__GIVEN EXERCISE__
Go through the entries and say how many lines contain the string "xlabel". The number is the whole answer.

-- START RECORD EXTRACTS --

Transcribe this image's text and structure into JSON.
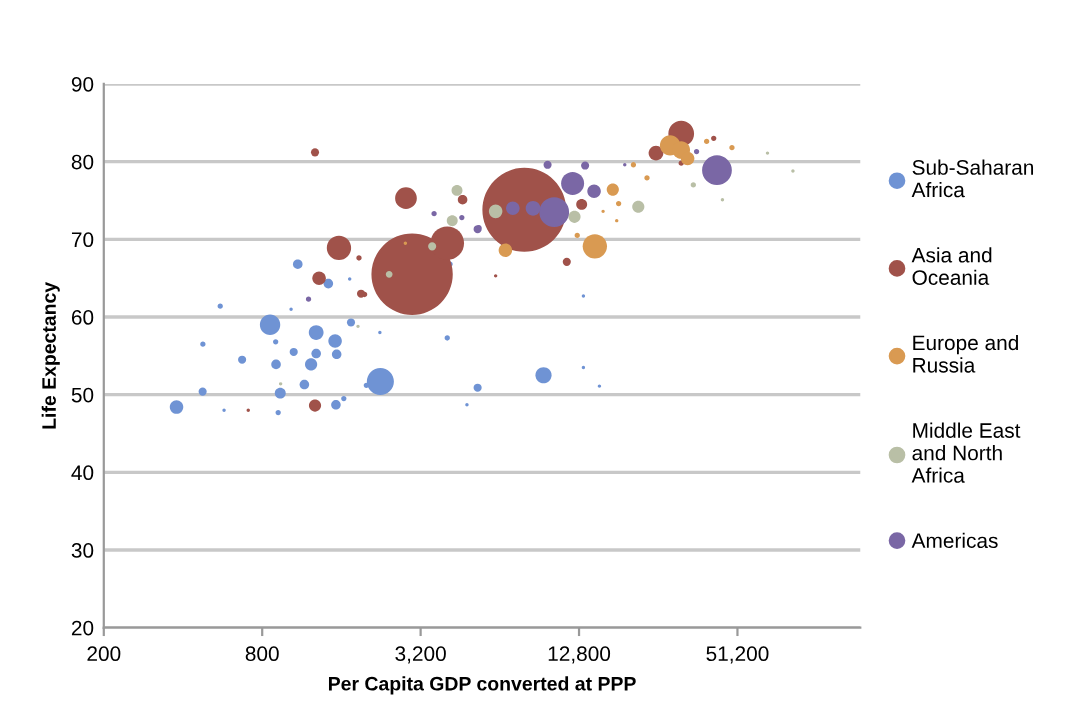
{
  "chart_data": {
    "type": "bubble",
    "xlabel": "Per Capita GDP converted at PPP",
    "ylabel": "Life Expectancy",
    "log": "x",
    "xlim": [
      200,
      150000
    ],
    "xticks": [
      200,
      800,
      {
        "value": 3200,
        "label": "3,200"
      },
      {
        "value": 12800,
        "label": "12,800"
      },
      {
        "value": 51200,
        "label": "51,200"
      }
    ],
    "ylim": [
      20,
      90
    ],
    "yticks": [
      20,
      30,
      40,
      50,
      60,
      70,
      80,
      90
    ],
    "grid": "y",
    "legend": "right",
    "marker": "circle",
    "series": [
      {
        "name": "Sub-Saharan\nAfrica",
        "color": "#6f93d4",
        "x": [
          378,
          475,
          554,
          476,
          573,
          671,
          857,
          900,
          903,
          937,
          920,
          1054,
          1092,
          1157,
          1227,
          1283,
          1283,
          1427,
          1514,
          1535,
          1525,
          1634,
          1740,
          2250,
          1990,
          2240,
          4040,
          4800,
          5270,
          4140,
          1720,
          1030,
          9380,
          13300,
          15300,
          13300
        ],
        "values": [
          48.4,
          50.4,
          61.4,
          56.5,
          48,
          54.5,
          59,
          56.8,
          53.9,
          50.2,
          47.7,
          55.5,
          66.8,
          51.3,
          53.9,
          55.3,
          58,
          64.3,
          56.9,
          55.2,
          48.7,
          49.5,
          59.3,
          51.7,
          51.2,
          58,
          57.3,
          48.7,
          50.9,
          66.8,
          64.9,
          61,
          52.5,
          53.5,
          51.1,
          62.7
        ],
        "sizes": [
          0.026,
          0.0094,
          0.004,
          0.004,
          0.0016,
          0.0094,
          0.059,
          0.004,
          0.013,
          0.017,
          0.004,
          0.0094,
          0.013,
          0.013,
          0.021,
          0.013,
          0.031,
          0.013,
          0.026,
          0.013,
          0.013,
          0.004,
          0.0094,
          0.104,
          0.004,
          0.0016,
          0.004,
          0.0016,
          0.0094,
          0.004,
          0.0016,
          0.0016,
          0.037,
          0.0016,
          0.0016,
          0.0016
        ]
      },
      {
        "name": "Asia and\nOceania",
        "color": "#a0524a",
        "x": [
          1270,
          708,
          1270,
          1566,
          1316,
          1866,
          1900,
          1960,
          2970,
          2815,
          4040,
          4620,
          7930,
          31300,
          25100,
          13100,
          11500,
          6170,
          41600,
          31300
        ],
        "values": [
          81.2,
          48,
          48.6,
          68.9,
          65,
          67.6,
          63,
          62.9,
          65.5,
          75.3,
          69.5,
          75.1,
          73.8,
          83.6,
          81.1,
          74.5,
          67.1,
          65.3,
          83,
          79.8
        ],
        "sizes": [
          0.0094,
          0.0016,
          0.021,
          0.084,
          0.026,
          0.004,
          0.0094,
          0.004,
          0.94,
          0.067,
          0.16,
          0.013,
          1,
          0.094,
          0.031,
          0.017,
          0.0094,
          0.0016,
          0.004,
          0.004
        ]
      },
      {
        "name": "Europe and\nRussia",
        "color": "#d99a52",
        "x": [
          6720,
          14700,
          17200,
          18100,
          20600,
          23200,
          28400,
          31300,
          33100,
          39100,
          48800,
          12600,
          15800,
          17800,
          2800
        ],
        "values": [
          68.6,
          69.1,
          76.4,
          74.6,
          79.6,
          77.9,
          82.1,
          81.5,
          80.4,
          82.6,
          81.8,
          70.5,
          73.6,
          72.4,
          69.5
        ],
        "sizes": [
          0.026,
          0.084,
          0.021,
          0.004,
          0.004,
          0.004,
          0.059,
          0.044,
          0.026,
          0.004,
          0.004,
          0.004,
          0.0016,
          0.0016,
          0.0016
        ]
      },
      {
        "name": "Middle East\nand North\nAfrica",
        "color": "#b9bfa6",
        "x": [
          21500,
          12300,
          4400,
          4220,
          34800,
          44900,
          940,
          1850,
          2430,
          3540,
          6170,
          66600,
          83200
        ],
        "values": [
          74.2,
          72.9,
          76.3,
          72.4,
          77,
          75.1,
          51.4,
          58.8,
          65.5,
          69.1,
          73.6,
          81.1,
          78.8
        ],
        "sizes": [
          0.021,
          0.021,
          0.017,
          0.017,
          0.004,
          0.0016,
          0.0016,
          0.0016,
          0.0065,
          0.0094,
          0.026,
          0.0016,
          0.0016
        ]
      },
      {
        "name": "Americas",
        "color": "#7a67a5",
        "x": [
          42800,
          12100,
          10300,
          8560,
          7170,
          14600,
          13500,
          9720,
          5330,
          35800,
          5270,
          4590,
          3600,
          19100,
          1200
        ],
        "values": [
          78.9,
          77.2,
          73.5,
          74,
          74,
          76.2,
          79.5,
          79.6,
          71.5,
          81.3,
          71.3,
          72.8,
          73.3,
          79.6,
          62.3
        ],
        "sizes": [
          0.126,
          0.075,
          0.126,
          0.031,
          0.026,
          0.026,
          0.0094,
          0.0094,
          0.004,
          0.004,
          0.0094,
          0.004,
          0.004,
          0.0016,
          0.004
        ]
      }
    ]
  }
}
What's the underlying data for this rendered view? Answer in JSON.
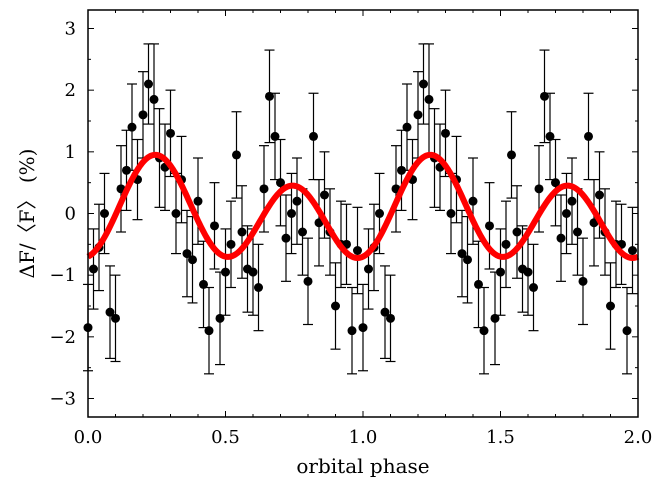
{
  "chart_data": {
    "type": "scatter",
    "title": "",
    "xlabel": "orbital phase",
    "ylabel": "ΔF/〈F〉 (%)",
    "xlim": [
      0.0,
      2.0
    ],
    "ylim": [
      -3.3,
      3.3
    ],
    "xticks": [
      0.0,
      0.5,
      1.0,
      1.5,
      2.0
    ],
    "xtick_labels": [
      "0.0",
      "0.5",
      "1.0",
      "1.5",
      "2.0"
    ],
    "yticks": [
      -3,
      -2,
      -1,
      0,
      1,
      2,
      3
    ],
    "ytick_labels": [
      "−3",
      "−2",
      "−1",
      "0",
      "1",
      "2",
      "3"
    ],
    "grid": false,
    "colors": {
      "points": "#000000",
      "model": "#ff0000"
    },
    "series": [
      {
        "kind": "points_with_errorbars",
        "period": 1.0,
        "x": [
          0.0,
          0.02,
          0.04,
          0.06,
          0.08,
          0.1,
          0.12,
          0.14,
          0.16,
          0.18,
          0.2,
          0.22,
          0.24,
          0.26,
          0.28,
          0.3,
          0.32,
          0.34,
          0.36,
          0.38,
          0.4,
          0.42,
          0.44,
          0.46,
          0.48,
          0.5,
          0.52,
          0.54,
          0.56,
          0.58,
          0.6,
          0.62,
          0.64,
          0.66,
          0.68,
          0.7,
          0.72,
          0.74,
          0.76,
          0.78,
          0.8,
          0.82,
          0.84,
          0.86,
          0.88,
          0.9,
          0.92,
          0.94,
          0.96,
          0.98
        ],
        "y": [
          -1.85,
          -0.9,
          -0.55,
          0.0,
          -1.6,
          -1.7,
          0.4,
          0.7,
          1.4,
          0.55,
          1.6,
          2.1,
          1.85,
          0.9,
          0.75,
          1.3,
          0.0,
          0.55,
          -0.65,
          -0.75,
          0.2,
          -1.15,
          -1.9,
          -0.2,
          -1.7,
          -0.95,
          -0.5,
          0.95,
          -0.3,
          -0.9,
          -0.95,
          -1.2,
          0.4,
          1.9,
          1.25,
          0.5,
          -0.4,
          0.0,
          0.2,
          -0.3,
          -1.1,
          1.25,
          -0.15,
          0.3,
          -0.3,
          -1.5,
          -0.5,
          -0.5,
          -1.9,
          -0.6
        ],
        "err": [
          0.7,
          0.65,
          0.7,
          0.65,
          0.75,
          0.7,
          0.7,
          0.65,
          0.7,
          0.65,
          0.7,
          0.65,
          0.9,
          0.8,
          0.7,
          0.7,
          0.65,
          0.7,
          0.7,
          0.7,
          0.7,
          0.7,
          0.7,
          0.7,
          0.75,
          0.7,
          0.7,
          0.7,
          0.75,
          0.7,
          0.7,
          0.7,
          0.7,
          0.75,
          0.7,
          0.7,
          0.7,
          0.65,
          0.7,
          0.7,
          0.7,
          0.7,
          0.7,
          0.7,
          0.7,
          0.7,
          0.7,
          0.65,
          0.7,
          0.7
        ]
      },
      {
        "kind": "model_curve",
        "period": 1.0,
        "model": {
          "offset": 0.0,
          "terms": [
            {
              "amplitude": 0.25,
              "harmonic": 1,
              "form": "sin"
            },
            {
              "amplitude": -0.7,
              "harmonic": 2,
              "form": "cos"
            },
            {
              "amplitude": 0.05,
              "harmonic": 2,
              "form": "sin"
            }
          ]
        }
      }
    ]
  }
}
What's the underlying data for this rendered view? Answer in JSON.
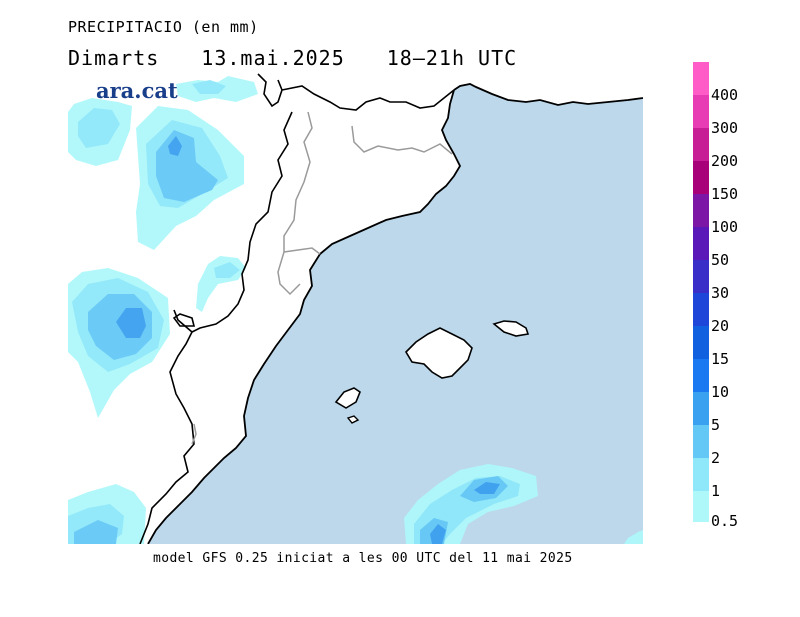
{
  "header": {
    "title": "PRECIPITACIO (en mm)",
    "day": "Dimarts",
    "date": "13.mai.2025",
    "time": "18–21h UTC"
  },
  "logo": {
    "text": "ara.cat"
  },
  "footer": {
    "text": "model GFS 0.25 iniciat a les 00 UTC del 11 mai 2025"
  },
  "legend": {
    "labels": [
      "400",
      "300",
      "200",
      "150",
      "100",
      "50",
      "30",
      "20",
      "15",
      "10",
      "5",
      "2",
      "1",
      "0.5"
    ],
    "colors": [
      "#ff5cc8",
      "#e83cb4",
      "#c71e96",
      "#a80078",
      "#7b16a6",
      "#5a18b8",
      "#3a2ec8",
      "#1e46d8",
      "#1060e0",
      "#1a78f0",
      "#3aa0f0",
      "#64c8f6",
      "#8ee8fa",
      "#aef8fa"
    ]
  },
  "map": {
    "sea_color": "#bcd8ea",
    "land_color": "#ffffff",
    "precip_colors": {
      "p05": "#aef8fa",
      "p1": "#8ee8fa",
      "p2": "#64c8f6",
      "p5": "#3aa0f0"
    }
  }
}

-- END RECORD EXTRACTS --

__RESPONSE BELOW__
2